◆ Set exercise:
Among the following entries, count the lines that contain "personas" and report only the result.
** start Input **
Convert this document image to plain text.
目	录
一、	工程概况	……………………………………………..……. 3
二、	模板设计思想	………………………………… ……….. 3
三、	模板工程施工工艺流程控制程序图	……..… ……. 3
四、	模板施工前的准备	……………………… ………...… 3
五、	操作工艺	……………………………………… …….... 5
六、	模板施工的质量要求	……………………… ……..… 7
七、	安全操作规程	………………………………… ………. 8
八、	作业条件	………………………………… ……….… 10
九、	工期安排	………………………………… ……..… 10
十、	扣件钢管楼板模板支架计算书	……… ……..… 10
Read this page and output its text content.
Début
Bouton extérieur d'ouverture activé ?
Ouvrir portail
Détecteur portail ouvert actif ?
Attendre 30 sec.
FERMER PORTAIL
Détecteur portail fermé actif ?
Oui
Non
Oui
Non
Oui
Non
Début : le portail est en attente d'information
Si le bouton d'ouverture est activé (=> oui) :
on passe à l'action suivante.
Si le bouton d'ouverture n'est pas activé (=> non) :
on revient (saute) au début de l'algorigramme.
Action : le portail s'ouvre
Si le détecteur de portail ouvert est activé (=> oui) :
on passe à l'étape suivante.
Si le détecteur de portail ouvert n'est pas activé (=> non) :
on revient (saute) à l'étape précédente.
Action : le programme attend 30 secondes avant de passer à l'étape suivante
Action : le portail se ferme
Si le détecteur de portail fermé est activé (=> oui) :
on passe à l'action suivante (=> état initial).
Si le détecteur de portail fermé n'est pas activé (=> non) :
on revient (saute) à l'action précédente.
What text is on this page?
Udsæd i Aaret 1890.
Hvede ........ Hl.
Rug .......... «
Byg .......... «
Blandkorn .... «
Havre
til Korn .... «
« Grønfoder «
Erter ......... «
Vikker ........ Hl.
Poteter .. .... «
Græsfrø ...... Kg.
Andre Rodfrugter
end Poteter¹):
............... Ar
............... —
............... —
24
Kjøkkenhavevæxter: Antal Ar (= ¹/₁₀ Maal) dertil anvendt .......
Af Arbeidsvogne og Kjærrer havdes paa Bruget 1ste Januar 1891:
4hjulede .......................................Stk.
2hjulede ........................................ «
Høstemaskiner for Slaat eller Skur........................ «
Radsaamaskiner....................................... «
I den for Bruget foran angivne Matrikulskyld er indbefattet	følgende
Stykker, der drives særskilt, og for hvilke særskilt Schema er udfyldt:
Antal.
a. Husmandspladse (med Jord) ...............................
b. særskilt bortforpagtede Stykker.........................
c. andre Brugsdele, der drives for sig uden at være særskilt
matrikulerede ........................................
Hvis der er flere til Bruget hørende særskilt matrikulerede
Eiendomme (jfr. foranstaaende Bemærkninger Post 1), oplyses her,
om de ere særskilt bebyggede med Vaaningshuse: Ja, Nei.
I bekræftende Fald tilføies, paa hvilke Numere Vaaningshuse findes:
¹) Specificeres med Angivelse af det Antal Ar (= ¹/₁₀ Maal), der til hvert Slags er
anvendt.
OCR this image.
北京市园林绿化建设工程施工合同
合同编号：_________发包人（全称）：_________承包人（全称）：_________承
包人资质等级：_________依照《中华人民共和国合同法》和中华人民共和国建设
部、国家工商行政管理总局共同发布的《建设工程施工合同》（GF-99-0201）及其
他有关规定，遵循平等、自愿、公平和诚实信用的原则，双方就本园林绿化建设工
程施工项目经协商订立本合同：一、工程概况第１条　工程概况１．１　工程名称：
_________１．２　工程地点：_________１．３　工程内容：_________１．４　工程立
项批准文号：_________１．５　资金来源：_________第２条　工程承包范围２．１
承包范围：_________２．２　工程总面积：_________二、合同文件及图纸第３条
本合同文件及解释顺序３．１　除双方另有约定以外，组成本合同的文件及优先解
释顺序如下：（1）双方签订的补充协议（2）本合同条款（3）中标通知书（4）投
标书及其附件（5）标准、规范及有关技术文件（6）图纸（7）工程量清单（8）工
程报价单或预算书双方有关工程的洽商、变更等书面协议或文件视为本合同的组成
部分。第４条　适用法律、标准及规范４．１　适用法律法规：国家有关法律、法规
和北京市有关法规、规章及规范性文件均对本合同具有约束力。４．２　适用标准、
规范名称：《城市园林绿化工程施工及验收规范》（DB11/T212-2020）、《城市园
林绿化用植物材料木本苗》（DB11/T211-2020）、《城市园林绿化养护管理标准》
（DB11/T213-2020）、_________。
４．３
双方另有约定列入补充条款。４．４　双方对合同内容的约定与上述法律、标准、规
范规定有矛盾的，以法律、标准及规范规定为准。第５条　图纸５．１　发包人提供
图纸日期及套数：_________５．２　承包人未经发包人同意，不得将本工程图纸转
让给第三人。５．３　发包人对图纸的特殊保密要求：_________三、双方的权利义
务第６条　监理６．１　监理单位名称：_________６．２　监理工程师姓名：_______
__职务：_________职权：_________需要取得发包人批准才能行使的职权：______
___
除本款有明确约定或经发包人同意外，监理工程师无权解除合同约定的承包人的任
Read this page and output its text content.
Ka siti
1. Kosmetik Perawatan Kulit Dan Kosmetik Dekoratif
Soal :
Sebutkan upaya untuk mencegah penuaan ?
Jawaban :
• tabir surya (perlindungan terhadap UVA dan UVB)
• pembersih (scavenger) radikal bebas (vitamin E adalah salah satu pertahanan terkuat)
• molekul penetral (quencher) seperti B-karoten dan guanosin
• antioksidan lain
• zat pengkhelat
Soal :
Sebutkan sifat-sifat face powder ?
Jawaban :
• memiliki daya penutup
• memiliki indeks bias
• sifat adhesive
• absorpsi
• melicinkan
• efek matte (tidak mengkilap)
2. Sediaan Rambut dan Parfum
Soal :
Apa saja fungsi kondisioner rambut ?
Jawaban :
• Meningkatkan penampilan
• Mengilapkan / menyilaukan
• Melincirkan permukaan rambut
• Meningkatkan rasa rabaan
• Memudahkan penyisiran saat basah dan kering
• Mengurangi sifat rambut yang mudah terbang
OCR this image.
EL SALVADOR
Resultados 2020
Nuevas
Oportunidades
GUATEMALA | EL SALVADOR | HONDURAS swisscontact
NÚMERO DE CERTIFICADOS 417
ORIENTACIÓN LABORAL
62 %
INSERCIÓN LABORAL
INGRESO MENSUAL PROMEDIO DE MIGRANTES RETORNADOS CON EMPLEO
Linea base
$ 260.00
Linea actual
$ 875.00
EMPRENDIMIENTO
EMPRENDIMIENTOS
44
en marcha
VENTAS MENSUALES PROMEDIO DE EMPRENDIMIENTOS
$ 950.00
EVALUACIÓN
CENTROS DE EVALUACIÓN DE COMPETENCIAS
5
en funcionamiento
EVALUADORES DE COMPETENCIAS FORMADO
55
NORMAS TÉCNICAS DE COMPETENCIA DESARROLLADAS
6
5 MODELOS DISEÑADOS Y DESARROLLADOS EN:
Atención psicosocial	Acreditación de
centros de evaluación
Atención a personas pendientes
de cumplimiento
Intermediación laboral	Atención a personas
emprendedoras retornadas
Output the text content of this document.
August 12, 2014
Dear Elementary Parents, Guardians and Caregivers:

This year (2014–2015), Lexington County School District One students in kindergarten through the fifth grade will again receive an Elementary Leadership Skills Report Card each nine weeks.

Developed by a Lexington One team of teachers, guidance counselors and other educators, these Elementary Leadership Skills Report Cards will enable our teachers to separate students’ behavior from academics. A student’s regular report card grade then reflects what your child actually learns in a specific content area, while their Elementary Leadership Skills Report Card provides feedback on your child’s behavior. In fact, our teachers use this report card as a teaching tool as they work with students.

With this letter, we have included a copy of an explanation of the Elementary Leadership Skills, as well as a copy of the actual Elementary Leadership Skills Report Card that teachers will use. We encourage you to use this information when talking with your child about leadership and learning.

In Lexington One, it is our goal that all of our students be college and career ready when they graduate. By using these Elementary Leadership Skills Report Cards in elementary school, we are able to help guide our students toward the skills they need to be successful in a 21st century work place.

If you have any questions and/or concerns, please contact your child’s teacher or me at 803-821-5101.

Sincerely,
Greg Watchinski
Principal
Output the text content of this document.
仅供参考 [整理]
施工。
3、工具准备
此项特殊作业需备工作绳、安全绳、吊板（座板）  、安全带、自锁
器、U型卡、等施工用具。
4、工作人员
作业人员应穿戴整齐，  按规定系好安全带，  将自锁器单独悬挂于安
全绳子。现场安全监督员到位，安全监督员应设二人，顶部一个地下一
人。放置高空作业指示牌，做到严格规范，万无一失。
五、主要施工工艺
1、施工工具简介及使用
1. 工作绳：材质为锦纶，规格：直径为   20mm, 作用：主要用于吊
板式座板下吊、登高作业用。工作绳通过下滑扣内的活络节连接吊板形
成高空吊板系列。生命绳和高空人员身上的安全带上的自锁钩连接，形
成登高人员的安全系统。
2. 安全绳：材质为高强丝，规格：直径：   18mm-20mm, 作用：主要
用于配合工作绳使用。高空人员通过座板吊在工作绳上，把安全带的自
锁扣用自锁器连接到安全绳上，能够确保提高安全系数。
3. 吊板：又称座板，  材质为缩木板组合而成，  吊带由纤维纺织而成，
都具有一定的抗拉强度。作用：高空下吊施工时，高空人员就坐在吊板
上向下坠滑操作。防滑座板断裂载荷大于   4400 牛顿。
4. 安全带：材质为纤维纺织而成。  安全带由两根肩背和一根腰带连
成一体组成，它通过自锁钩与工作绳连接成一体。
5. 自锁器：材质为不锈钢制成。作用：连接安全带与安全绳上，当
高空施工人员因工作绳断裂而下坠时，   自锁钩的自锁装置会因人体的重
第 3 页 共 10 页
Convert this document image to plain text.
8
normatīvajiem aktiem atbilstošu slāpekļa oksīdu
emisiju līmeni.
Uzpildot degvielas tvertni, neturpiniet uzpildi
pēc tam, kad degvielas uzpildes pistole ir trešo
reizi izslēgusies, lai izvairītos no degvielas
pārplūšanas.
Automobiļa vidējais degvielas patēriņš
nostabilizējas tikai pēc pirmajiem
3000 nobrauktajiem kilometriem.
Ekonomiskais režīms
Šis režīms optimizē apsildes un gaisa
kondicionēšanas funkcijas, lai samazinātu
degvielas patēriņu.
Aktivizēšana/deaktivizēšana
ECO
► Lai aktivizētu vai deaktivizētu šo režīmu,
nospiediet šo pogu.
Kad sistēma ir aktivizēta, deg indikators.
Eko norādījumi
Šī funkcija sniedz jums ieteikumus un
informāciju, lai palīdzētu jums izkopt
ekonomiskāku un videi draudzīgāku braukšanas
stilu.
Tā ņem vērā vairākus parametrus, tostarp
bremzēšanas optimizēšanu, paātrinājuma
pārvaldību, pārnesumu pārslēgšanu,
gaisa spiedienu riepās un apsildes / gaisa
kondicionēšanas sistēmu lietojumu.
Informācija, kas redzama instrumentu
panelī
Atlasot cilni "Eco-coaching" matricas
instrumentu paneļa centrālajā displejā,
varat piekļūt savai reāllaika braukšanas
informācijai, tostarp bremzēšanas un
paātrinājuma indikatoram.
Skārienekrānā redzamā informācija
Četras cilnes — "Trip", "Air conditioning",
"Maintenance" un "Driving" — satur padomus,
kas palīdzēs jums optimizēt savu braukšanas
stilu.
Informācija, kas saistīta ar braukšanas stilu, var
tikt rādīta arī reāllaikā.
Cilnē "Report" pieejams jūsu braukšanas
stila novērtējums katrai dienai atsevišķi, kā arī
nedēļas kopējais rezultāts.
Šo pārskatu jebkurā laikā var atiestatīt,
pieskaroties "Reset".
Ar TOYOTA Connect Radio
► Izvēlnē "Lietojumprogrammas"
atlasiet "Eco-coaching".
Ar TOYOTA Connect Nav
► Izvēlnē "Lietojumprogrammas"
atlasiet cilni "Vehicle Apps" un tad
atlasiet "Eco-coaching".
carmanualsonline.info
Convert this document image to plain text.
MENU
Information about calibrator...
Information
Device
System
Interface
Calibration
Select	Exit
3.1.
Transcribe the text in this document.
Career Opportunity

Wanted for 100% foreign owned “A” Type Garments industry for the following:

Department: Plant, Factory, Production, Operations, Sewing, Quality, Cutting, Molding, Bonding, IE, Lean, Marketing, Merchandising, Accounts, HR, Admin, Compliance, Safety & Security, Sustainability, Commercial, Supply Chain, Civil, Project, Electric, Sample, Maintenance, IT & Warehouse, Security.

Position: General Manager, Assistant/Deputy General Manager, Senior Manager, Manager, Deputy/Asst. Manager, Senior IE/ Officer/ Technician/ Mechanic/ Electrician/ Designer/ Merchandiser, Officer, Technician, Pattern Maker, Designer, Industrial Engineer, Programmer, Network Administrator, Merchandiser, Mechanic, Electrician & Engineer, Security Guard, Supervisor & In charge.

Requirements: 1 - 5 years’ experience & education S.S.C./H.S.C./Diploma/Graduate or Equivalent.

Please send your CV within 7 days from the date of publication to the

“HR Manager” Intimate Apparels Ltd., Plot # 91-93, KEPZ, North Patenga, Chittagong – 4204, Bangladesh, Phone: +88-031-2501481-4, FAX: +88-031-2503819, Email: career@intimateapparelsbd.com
** end Input **
◆ Final result:
2